Items from a figure collection
########################################

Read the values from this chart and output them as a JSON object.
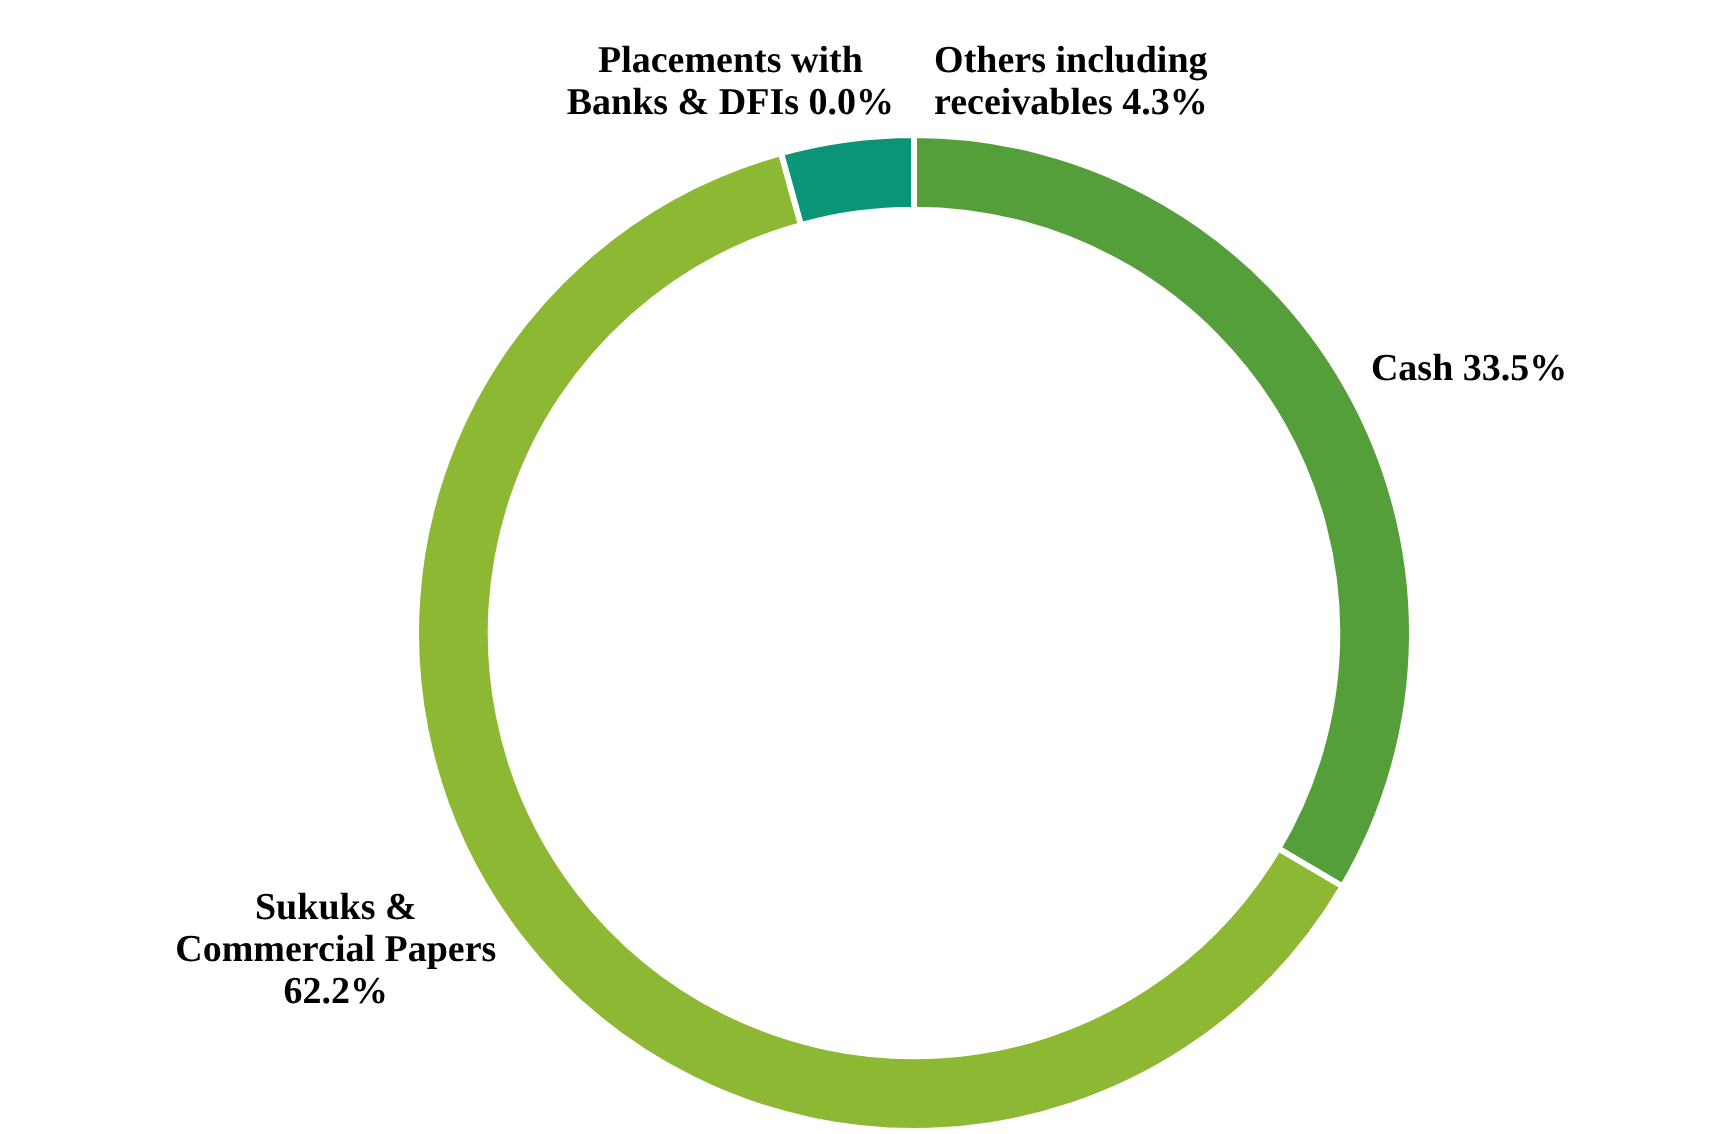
{
  "chart_data": {
    "type": "donut",
    "categories": [
      "Cash",
      "Sukuks & Commercial Papers",
      "Placements with Banks & DFIs",
      "Others including receivables"
    ],
    "values": [
      33.5,
      62.2,
      0.0,
      4.3
    ],
    "value_labels": [
      "33.5%",
      "62.2%",
      "0.0%",
      "4.3%"
    ],
    "colors": [
      "#559f3a",
      "#8db833",
      "#1f8a5a",
      "#0a9578"
    ],
    "legend": false
  }
}
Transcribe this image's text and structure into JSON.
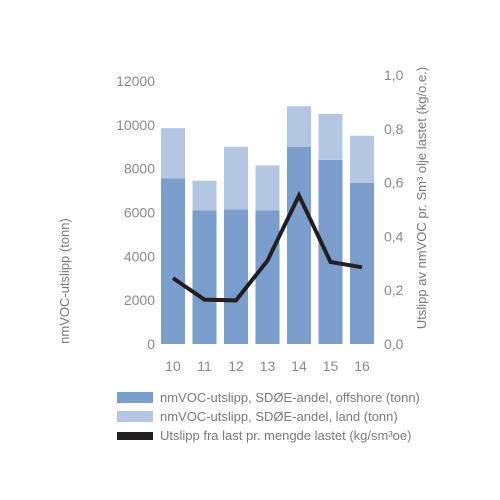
{
  "chart_data": {
    "type": "bar",
    "categories": [
      "10",
      "11",
      "12",
      "13",
      "14",
      "15",
      "16"
    ],
    "series": [
      {
        "name": "nmVOC-utslipp, SDØE-andel, offshore (tonn)",
        "values": [
          7550,
          6100,
          6150,
          6100,
          9000,
          8400,
          7350
        ],
        "color": "#7a9fce",
        "kind": "bar"
      },
      {
        "name": "nmVOC-utslipp, SDØE-andel, land (tonn)",
        "values": [
          2300,
          1350,
          2850,
          2050,
          1850,
          2100,
          2150
        ],
        "color": "#b3c7e3",
        "kind": "bar"
      },
      {
        "name": "Utslipp fra last pr. mengde lastet (kg/sm³oe)",
        "values": [
          0.245,
          0.165,
          0.162,
          0.31,
          0.552,
          0.305,
          0.285
        ],
        "color": "#231f20",
        "kind": "line",
        "axis": "right"
      }
    ],
    "stacked": true,
    "ylabel": "nmVOC-utslipp (tonn)",
    "ylabel_right": "Utslipp av nmVOC pr. Sm³ olje lastet (kg/o.e.)",
    "ylim": [
      0,
      12000
    ],
    "ylim_right": [
      0,
      1.0
    ],
    "yticks": [
      "0",
      "2000",
      "4000",
      "6000",
      "8000",
      "10000",
      "12000"
    ],
    "yticks_right": [
      "0,0",
      "0,2",
      "0,4",
      "0,6",
      "0,8",
      "1,0"
    ],
    "grid": false,
    "legend_position": "bottom"
  }
}
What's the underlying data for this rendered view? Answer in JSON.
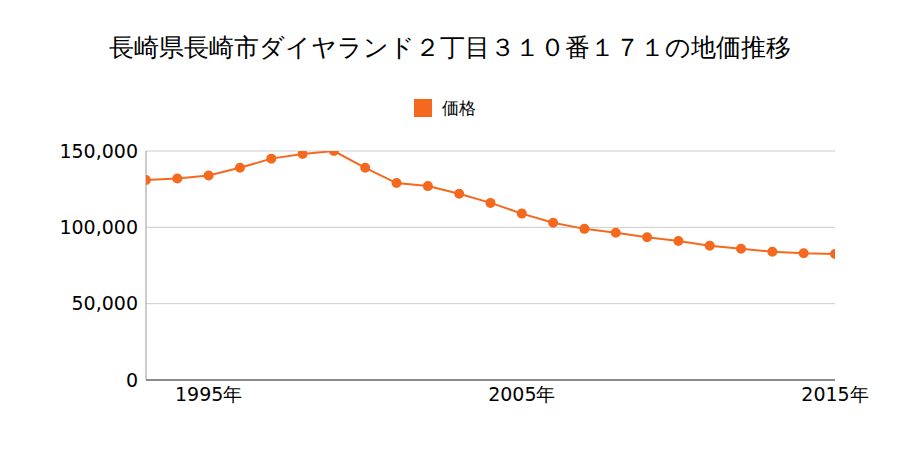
{
  "chart_data": {
    "type": "line",
    "title": "長崎県長崎市ダイヤランド２丁目３１０番１７１の地価推移",
    "x": [
      1993,
      1994,
      1995,
      1996,
      1997,
      1998,
      1999,
      2000,
      2001,
      2002,
      2003,
      2004,
      2005,
      2006,
      2007,
      2008,
      2009,
      2010,
      2011,
      2012,
      2013,
      2014,
      2015
    ],
    "series": [
      {
        "name": "価格",
        "color": "#f5691e",
        "marker": "circle",
        "values": [
          131000,
          132000,
          134000,
          139000,
          145000,
          148000,
          150000,
          139000,
          129000,
          127000,
          122000,
          116000,
          109000,
          103000,
          99000,
          96500,
          93500,
          91000,
          88000,
          86000,
          84000,
          83000,
          82500
        ]
      }
    ],
    "xlim": [
      1993,
      2015
    ],
    "xticks": [
      {
        "value": 1995,
        "label": "1995年"
      },
      {
        "value": 2005,
        "label": "2005年"
      },
      {
        "value": 2015,
        "label": "2015年"
      }
    ],
    "ylim": [
      0,
      150000
    ],
    "yticks": [
      0,
      {
        "value": 50000,
        "label": "50,000"
      },
      {
        "value": 100000,
        "label": "100,000"
      },
      {
        "value": 150000,
        "label": "150,000"
      }
    ],
    "grid": true,
    "legend": "top"
  }
}
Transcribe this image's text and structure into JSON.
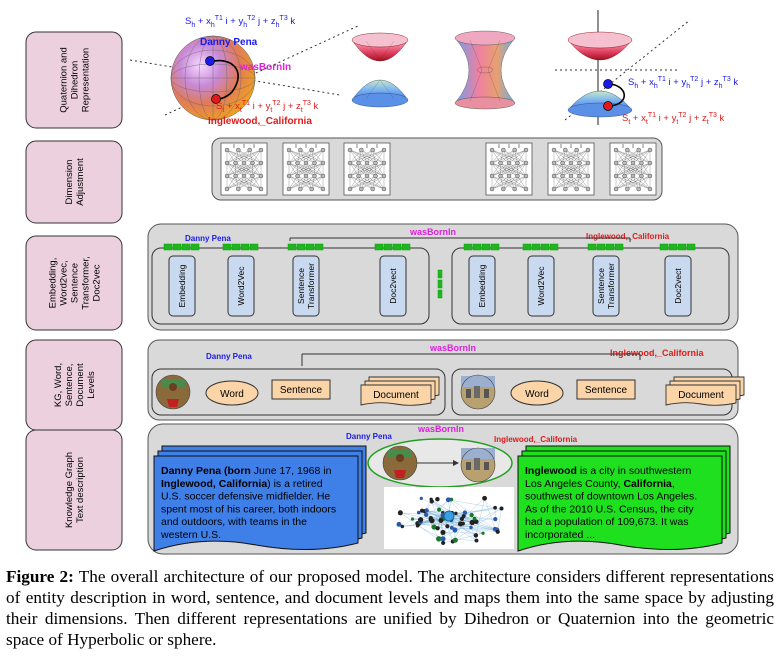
{
  "rows": [
    {
      "label": [
        "Quaternion and",
        "Dihedron",
        "Representation"
      ]
    },
    {
      "label": [
        "Dimension",
        "Adjustment"
      ]
    },
    {
      "label": [
        "Embedding,",
        "Word2vec,",
        "Sentence",
        "Transformer,",
        "Doc2vec"
      ]
    },
    {
      "label": [
        "KG, Word,",
        "Sentence,",
        "Document",
        "Levels"
      ]
    },
    {
      "label": [
        "Knowledge Graph",
        "Text description"
      ]
    }
  ],
  "entities": {
    "head": "Danny Pena",
    "relation": "wasBornIn",
    "tail": "Inglewood,_California"
  },
  "formulas": {
    "head": {
      "base": "S",
      "sub0": "h",
      "plus1": " + x",
      "sub1": "h",
      "sup1": "T1",
      "i": " i + y",
      "sub2": "h",
      "sup2": "T2",
      "j": " j + z",
      "sub3": "h",
      "sup3": "T3",
      "k": " k"
    },
    "tail": {
      "base": "S",
      "sub0": "t",
      "plus1": " + x",
      "sub1": "t",
      "sup1": "T1",
      "i": " i + y",
      "sub2": "t",
      "sup2": "T2",
      "j": " j + z",
      "sub3": "t",
      "sup3": "T3",
      "k": " k"
    }
  },
  "models": [
    "Embedding",
    "Word2Vec",
    "Sentence Transformer",
    "Doc2vect"
  ],
  "levels": {
    "word": "Word",
    "sentence": "Sentence",
    "document": "Document"
  },
  "descriptions": {
    "head": [
      [
        {
          "t": "Danny Pena",
          "b": true
        },
        {
          "t": " (born ",
          "b": true
        },
        {
          "t": "June 17, 1968 in",
          "b": false
        }
      ],
      [
        {
          "t": "Inglewood, California",
          "b": true
        },
        {
          "t": ") is a retired",
          "b": false
        }
      ],
      [
        {
          "t": "U.S. soccer defensive midfielder. He",
          "b": false
        }
      ],
      [
        {
          "t": "spent most of his career, both indoors",
          "b": false
        }
      ],
      [
        {
          "t": "and outdoors, with teams in the",
          "b": false
        }
      ],
      [
        {
          "t": "western U.S.",
          "b": false
        }
      ]
    ],
    "tail": [
      [
        {
          "t": "Inglewood",
          "b": true
        },
        {
          "t": " is a city in southwestern",
          "b": false
        }
      ],
      [
        {
          "t": "Los Angeles County, ",
          "b": false
        },
        {
          "t": "California",
          "b": true
        },
        {
          "t": ",",
          "b": false
        }
      ],
      [
        {
          "t": "southwest of downtown Los Angeles.",
          "b": false
        }
      ],
      [
        {
          "t": "As of the 2010 U.S. Census, the city",
          "b": false
        }
      ],
      [
        {
          "t": "had a population of 109,673. It was",
          "b": false
        }
      ],
      [
        {
          "t": "incorporated ...",
          "b": false
        }
      ]
    ]
  },
  "caption": {
    "label": "Figure 2:",
    "text": " The overall architecture of our proposed model. The architecture considers different representations of entity description in word, sentence, and document levels and maps them into the same space by adjusting their dimensions. Then different representations are unified by Dihedron or Quaternion into the geometric space of Hyperbolic or sphere."
  },
  "colors": {
    "label_fill": "#ecd0dd",
    "panel_fill": "#d9d9d9",
    "model_fill": "#c9d9ef",
    "level_fill": "#fbd4a8",
    "bar_green": "#22b322",
    "head_blue": "#1a1aee",
    "relation_magenta": "#e01ee0",
    "tail_red": "#e01a1a",
    "head_doc": "#3f7fe8",
    "tail_doc": "#1ee01e"
  },
  "icons": {
    "nn": "neural-network-icon",
    "person": "person-photo-icon",
    "city": "city-photo-icon",
    "graph": "knowledge-graph-icon"
  }
}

########################################

What you will do:
Reply with nothing but a number: how many lines of the entries above contain the string "lastet"?

Task response:
2